## To do
Repeat every record below exactly as it appears.

## Excerpted data

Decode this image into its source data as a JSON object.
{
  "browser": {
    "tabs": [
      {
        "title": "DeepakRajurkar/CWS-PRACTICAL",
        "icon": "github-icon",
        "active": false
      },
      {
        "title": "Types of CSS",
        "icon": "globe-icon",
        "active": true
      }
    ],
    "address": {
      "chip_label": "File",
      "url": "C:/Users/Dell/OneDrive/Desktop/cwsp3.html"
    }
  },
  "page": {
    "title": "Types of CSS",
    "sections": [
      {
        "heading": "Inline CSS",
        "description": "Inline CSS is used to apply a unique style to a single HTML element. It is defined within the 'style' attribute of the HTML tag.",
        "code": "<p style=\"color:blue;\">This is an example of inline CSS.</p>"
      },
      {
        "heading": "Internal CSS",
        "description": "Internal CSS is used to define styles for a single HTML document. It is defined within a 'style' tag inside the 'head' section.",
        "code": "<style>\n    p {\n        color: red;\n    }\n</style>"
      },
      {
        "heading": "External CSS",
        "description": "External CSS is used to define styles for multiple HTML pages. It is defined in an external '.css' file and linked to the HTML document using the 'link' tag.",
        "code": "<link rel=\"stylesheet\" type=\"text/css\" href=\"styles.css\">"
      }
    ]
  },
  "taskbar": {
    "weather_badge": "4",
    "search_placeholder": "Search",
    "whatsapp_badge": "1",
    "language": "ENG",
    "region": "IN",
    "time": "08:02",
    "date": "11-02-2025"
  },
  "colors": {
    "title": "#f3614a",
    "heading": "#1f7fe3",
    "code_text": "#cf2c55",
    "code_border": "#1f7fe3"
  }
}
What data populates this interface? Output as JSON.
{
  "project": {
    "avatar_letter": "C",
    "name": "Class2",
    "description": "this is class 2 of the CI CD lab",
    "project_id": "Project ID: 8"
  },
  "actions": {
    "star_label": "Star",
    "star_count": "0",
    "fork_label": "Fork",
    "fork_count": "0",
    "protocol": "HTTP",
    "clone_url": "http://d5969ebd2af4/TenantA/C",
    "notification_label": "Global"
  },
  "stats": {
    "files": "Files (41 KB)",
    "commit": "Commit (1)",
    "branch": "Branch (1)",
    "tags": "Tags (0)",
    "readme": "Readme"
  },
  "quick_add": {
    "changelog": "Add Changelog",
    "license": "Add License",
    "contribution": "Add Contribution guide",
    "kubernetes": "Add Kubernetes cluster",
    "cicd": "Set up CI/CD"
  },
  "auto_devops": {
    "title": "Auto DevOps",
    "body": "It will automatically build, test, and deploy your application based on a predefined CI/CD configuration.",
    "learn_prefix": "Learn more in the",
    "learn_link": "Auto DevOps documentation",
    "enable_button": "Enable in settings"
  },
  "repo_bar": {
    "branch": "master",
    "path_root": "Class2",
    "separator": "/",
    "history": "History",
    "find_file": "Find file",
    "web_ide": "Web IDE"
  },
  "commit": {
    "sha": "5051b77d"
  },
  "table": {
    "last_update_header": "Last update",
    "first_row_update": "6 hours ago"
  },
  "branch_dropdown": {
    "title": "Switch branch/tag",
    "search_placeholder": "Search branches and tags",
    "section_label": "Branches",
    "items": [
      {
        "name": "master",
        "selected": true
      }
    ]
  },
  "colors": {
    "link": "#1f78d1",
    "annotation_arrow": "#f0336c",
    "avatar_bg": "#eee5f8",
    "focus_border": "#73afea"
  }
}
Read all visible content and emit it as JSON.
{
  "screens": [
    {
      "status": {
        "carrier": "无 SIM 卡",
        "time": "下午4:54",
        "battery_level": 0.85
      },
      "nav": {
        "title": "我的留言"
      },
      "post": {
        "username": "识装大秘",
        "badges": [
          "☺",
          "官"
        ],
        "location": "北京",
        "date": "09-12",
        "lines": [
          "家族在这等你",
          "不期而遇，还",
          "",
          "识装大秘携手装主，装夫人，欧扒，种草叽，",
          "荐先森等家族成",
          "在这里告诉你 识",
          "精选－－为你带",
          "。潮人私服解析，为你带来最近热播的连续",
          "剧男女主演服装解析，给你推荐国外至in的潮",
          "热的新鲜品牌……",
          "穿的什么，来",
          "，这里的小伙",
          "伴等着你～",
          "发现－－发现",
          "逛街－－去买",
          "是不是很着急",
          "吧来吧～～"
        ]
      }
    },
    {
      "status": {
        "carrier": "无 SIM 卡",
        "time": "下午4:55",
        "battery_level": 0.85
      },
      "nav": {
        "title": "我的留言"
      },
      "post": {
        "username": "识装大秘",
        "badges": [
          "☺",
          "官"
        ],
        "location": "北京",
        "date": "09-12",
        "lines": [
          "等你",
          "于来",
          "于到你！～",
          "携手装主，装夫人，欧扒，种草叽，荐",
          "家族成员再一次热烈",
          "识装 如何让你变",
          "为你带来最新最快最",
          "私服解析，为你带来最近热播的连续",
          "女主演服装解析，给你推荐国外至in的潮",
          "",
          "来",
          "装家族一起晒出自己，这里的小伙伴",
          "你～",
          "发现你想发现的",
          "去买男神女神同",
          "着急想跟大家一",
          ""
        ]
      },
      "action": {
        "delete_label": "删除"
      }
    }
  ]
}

## Output below
Decode this image into its source data as a JSON object.
{
  "browser": {
    "tabs": [
      {
        "title": "DeepakRajurkar/CWS-PRACTICAL",
        "icon": "github-icon",
        "active": false
      },
      {
        "title": "Types of CSS",
        "icon": "globe-icon",
        "active": true
      }
    ],
    "address": {
      "chip_label": "File",
      "url": "C:/Users/Dell/OneDrive/Desktop/cwsp3.html"
    }
  },
  "page": {
    "title": "Types of CSS",
    "sections": [
      {
        "heading": "Inline CSS",
        "description": "Inline CSS is used to apply a unique style to a single HTML element. It is defined within the 'style' attribute of the HTML tag.",
        "code": "<p style=\"color:blue;\">This is an example of inline CSS.</p>"
      },
      {
        "heading": "Internal CSS",
        "description": "Internal CSS is used to define styles for a single HTML document. It is defined within a 'style' tag inside the 'head' section.",
        "code": "<style>\n    p {\n        color: red;\n    }\n</style>"
      },
      {
        "heading": "External CSS",
        "description": "External CSS is used to define styles for multiple HTML pages. It is defined in an external '.css' file and linked to the HTML document using the 'link' tag.",
        "code": "<link rel=\"stylesheet\" type=\"text/css\" href=\"styles.css\">"
      }
    ]
  },
  "taskbar": {
    "weather_badge": "4",
    "search_placeholder": "Search",
    "whatsapp_badge": "1",
    "language": "ENG",
    "region": "IN",
    "time": "08:02",
    "date": "11-02-2025"
  },
  "colors": {
    "title": "#f3614a",
    "heading": "#1f7fe3",
    "code_text": "#cf2c55",
    "code_border": "#1f7fe3"
  }
}
What data populates this interface? Output as JSON.
{
  "project": {
    "avatar_letter": "C",
    "name": "Class2",
    "description": "this is class 2 of the CI CD lab",
    "project_id": "Project ID: 8"
  },
  "actions": {
    "star_label": "Star",
    "star_count": "0",
    "fork_label": "Fork",
    "fork_count": "0",
    "protocol": "HTTP",
    "clone_url": "http://d5969ebd2af4/TenantA/C",
    "notification_label": "Global"
  },
  "stats": {
    "files": "Files (41 KB)",
    "commit": "Commit (1)",
    "branch": "Branch (1)",
    "tags": "Tags (0)",
    "readme": "Readme"
  },
  "quick_add": {
    "changelog": "Add Changelog",
    "license": "Add License",
    "contribution": "Add Contribution guide",
    "kubernetes": "Add Kubernetes cluster",
    "cicd": "Set up CI/CD"
  },
  "auto_devops": {
    "title": "Auto DevOps",
    "body": "It will automatically build, test, and deploy your application based on a predefined CI/CD configuration.",
    "learn_prefix": "Learn more in the",
    "learn_link": "Auto DevOps documentation",
    "enable_button": "Enable in settings"
  },
  "repo_bar": {
    "branch": "master",
    "path_root": "Class2",
    "separator": "/",
    "history": "History",
    "find_file": "Find file",
    "web_ide": "Web IDE"
  },
  "commit": {
    "sha": "5051b77d"
  },
  "table": {
    "last_update_header": "Last update",
    "first_row_update": "6 hours ago"
  },
  "branch_dropdown": {
    "title": "Switch branch/tag",
    "search_placeholder": "Search branches and tags",
    "section_label": "Branches",
    "items": [
      {
        "name": "master",
        "selected": true
      }
    ]
  },
  "colors": {
    "link": "#1f78d1",
    "annotation_arrow": "#f0336c",
    "avatar_bg": "#eee5f8",
    "focus_border": "#73afea"
  }
}
Read all visible content and emit it as JSON.
{
  "screens": [
    {
      "status": {
        "carrier": "无 SIM 卡",
        "time": "下午4:54",
        "battery_level": 0.85
      },
      "nav": {
        "title": "我的留言"
      },
      "post": {
        "username": "识装大秘",
        "badges": [
          "☺",
          "官"
        ],
        "location": "北京",
        "date": "09-12",
        "lines": [
          "家族在这等你",
          "不期而遇，还",
          "",
          "识装大秘携手装主，装夫人，欧扒，种草叽，",
          "荐先森等家族成",
          "在这里告诉你 识",
          "精选－－为你带",
          "。潮人私服解析，为你带来最近热播的连续",
          "剧男女主演服装解析，给你推荐国外至in的潮",
          "热的新鲜品牌……",
          "穿的什么，来",
          "，这里的小伙",
          "伴等着你～",
          "发现－－发现",
          "逛街－－去买",
          "是不是很着急",
          "吧来吧～～"
        ]
      }
    },
    {
      "status": {
        "carrier": "无 SIM 卡",
        "time": "下午4:55",
        "battery_level": 0.85
      },
      "nav": {
        "title": "我的留言"
      },
      "post": {
        "username": "识装大秘",
        "badges": [
          "☺",
          "官"
        ],
        "location": "北京",
        "date": "09-12",
        "lines": [
          "等你",
          "于来",
          "于到你！～",
          "携手装主，装夫人，欧扒，种草叽，荐",
          "家族成员再一次热烈",
          "识装 如何让你变",
          "为你带来最新最快最",
          "私服解析，为你带来最近热播的连续",
          "女主演服装解析，给你推荐国外至in的潮",
          "",
          "来",
          "装家族一起晒出自己，这里的小伙伴",
          "你～",
          "发现你想发现的",
          "去买男神女神同",
          "着急想跟大家一",
          ""
        ]
      },
      "action": {
        "delete_label": "删除"
      }
    }
  ]
}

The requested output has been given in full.